| Recorded data |
|---|
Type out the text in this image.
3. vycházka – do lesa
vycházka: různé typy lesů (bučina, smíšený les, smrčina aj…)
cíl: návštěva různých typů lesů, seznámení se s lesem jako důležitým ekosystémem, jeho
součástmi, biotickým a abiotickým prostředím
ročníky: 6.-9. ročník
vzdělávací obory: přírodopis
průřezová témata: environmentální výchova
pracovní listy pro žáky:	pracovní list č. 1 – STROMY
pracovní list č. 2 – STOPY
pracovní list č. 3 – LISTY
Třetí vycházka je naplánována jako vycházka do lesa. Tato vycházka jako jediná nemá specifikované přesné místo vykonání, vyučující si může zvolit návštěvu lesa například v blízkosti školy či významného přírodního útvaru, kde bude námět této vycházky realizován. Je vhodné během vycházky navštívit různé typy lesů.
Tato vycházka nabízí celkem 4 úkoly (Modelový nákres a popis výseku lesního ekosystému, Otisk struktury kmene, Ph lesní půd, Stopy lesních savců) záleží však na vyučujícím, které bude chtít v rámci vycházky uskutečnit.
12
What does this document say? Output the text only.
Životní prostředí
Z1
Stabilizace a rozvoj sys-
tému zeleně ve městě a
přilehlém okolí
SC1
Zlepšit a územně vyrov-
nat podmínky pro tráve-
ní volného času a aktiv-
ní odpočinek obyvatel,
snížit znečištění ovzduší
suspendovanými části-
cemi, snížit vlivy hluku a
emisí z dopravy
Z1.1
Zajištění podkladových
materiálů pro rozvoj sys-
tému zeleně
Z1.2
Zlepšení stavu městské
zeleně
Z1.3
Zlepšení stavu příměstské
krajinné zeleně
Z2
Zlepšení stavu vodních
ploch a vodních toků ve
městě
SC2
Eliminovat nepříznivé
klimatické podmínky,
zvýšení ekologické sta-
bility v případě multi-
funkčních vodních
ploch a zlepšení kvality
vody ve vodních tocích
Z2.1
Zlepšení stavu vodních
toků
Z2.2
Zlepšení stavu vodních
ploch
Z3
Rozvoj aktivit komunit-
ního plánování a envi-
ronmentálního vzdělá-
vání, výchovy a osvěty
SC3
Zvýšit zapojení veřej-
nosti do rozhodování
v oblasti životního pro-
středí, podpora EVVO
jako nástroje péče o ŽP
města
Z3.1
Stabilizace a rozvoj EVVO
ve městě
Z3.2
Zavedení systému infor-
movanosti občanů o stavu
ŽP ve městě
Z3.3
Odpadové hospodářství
|---|
| What you have to do |
From the "What does this" line to the close of the listing, restate each line word for word.

| Answer for this exercise |
What does this document say? Output the text only.
Životní prostředí
Z1
Stabilizace a rozvoj sys-
tému zeleně ve městě a
přilehlém okolí
SC1
Zlepšit a územně vyrov-
nat podmínky pro tráve-
ní volného času a aktiv-
ní odpočinek obyvatel,
snížit znečištění ovzduší
suspendovanými části-
cemi, snížit vlivy hluku a
emisí z dopravy
Z1.1
Zajištění podkladových
materiálů pro rozvoj sys-
tému zeleně
Z1.2
Zlepšení stavu městské
zeleně
Z1.3
Zlepšení stavu příměstské
krajinné zeleně
Z2
Zlepšení stavu vodních
ploch a vodních toků ve
městě
SC2
Eliminovat nepříznivé
klimatické podmínky,
zvýšení ekologické sta-
bility v případě multi-
funkčních vodních
ploch a zlepšení kvality
vody ve vodních tocích
Z2.1
Zlepšení stavu vodních
toků
Z2.2
Zlepšení stavu vodních
ploch
Z3
Rozvoj aktivit komunit-
ního plánování a envi-
ronmentálního vzdělá-
vání, výchovy a osvěty
SC3
Zvýšit zapojení veřej-
nosti do rozhodování
v oblasti životního pro-
středí, podpora EVVO
jako nástroje péče o ŽP
města
Z3.1
Stabilizace a rozvoj EVVO
ve městě
Z3.2
Zavedení systému infor-
movanosti občanů o stavu
ŽP ve městě
Z3.3
Odpadové hospodářství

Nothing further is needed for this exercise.